- _GIVEN PROBLEM_: How many lines in these records hold the string "object"? Reply with the number alone.

- _EXCERPTED RECORDS_:
■ ■ ■ ■
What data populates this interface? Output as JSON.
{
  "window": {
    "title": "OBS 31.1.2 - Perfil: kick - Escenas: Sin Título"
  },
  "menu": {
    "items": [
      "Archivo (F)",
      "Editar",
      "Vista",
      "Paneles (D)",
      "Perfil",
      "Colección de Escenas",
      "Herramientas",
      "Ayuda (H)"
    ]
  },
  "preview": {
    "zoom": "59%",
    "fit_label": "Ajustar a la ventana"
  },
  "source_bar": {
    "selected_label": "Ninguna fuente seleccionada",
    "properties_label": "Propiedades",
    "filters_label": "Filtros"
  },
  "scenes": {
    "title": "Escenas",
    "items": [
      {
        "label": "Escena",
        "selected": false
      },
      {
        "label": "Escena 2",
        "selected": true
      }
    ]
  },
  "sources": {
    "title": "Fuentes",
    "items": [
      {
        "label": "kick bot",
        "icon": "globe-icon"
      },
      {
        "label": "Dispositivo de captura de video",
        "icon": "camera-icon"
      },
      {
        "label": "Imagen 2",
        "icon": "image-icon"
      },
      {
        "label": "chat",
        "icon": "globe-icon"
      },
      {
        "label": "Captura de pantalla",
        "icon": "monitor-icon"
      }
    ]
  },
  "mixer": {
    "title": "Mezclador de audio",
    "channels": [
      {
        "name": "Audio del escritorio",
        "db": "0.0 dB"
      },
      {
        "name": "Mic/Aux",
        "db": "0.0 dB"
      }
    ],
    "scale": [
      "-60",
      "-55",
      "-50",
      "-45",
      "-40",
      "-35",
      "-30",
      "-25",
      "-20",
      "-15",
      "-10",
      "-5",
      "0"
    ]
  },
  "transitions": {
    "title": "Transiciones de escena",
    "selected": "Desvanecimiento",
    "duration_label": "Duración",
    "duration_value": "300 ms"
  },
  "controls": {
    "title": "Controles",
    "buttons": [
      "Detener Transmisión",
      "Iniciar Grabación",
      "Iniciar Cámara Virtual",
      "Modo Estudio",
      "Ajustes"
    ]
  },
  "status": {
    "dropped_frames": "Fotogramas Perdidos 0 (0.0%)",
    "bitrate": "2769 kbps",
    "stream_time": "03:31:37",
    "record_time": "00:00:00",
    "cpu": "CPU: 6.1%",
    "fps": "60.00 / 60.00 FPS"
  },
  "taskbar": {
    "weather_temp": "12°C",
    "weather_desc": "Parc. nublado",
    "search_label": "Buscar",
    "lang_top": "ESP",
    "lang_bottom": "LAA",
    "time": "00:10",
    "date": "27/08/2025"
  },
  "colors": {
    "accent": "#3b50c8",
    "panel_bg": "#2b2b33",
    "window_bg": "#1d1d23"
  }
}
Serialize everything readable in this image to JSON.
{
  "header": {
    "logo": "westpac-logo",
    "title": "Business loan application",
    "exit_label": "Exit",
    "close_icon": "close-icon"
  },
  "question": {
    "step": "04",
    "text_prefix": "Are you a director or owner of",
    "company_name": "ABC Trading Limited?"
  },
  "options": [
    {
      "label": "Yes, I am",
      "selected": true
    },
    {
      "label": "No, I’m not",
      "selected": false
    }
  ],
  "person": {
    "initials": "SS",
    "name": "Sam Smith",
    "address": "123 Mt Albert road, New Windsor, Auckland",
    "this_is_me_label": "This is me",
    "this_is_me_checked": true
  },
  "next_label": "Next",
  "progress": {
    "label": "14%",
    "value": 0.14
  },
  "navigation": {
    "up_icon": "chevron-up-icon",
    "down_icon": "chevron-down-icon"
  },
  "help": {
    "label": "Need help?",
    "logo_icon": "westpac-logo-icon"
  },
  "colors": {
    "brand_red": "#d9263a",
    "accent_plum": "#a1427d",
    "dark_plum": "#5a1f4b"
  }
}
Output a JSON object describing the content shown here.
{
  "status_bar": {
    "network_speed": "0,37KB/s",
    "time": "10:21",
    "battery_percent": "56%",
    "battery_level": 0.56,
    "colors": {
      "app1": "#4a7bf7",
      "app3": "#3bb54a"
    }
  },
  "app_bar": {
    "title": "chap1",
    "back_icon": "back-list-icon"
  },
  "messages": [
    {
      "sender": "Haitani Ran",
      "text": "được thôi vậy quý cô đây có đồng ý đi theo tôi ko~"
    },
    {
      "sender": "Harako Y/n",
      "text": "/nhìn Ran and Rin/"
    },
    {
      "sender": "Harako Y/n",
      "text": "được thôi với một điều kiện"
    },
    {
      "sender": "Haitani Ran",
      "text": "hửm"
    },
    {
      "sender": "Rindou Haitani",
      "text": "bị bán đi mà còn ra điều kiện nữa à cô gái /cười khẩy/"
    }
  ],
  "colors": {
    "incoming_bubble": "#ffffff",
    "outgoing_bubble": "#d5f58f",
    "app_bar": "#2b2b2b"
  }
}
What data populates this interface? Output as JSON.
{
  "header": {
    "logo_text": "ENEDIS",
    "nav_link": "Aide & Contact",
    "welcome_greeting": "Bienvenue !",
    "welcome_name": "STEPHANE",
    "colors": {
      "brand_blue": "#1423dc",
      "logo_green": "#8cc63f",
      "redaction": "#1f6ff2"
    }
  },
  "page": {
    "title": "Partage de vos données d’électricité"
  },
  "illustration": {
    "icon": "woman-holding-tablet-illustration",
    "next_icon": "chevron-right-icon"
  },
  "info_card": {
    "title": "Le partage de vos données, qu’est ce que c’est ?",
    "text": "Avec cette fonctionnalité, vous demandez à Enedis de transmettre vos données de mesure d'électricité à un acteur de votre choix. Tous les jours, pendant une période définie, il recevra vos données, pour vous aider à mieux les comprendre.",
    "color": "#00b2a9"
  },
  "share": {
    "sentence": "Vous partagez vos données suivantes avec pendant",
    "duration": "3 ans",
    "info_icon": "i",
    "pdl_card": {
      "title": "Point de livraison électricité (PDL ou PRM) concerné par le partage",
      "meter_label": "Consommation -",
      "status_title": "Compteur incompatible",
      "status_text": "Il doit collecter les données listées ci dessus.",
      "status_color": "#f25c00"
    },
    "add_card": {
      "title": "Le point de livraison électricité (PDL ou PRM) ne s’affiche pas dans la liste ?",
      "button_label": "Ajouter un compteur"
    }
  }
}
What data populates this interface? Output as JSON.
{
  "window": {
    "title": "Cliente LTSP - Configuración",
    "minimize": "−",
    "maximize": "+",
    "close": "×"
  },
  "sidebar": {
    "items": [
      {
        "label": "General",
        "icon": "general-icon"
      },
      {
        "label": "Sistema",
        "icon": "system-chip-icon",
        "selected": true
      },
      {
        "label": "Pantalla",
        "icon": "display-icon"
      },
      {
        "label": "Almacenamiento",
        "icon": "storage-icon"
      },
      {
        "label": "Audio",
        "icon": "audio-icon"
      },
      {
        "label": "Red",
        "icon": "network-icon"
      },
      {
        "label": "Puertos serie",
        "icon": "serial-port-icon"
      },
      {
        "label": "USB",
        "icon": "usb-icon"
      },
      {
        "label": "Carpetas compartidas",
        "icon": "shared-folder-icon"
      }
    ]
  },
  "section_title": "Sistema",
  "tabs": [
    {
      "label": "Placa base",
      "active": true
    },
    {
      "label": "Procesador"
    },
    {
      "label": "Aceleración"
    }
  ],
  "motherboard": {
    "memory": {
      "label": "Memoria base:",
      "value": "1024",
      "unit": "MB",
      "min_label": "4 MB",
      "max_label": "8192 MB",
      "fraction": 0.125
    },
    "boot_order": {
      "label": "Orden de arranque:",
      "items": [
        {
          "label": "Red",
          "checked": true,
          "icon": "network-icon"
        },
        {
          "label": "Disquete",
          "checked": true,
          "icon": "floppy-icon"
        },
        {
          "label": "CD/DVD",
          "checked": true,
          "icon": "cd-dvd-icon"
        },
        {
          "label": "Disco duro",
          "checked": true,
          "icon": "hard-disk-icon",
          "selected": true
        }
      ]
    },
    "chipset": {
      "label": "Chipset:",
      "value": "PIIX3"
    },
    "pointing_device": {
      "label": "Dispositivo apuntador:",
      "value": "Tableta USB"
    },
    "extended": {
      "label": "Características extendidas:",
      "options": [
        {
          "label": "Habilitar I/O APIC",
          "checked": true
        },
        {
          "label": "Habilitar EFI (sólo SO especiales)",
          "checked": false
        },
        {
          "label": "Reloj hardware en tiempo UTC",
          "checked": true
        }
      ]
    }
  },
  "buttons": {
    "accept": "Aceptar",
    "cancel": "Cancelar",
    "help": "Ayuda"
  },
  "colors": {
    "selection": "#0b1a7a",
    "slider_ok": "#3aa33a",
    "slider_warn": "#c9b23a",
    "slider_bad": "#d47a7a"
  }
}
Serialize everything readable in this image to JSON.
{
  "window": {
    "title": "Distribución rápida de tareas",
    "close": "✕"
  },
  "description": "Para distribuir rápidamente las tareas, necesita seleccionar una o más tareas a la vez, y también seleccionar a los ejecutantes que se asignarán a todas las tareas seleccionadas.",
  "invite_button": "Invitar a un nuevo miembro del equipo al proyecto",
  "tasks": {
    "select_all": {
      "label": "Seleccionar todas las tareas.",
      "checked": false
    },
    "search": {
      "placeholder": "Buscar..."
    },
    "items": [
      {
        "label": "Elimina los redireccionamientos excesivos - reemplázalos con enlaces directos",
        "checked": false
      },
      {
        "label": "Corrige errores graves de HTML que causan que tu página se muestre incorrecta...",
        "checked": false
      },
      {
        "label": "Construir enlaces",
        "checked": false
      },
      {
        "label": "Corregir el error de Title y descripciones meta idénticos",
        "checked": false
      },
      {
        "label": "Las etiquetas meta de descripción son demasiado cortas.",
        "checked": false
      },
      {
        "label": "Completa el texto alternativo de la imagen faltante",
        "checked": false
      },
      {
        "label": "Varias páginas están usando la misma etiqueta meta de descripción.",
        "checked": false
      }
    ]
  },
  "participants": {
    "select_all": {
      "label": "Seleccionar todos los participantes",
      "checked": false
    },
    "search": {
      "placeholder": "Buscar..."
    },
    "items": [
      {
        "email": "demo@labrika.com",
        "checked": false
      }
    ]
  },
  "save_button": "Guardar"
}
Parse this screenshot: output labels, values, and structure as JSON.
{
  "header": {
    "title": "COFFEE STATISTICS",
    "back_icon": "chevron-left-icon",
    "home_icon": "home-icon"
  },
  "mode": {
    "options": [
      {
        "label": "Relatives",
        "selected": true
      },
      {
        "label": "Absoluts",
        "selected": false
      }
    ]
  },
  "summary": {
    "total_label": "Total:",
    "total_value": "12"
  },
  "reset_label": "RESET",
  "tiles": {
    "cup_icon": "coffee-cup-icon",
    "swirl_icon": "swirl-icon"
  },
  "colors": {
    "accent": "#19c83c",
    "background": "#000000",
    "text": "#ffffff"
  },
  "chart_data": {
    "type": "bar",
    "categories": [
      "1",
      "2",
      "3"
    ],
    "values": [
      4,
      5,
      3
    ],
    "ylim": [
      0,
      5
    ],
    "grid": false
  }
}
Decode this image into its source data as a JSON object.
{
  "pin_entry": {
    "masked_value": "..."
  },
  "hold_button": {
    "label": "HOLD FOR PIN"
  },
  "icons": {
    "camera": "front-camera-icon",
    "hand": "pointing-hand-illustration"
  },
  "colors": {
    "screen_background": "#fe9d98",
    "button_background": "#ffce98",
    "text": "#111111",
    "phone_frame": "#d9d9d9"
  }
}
■ ■ ■ ■
- _THE RESULT_: 2